» Records provided

+ + + + +

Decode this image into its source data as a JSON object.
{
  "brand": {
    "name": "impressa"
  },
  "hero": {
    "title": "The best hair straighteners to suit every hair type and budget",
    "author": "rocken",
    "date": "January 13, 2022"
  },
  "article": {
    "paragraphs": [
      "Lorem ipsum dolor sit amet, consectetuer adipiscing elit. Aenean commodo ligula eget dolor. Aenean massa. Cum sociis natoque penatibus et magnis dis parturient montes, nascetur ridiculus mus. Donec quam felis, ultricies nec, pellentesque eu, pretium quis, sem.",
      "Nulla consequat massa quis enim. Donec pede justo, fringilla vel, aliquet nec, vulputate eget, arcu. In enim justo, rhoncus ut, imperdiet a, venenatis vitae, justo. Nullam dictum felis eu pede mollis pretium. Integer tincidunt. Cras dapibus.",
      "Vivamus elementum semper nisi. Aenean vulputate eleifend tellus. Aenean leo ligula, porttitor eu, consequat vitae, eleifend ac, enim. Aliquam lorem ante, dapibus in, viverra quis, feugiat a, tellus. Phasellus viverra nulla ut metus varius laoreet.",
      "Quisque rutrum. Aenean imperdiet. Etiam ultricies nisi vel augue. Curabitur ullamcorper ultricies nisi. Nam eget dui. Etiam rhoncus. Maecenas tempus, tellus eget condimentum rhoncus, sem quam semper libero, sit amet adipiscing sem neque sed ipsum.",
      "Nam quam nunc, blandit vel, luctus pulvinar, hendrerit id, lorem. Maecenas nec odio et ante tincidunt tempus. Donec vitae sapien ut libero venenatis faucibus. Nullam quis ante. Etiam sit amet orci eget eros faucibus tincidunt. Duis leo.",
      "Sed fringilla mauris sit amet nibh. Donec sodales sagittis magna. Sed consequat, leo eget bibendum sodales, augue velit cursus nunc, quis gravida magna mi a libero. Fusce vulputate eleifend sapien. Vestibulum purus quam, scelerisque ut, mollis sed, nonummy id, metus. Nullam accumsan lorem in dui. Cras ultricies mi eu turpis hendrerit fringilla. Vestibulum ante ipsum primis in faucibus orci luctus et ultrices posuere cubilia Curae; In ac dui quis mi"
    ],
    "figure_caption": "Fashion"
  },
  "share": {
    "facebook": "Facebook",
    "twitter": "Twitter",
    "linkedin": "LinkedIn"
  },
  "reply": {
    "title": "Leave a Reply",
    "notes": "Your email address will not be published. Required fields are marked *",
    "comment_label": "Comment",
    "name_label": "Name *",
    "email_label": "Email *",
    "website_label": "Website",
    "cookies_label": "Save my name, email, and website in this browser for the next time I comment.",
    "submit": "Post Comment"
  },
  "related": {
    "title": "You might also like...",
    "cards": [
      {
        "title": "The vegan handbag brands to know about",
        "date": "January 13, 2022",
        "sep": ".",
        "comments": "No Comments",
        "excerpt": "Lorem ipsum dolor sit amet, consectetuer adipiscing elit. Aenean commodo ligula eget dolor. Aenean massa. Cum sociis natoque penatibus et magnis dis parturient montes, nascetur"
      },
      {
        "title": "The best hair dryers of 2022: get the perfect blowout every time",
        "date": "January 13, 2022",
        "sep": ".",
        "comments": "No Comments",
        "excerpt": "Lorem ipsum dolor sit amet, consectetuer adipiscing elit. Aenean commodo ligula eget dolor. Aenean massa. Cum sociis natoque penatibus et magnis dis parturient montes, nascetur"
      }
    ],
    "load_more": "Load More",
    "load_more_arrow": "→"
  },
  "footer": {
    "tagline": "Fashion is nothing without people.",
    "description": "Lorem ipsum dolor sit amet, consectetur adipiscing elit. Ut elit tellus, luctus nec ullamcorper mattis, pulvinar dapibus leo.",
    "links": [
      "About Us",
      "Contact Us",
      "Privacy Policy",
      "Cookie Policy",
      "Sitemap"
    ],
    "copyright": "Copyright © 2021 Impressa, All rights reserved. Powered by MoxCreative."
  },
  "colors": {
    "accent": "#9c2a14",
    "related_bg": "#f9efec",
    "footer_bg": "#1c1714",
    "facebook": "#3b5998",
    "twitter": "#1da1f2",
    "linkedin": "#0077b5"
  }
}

+ + + + +

How many lines in the listing contain "Cras"? Answer with the number alone.

» The completed task
2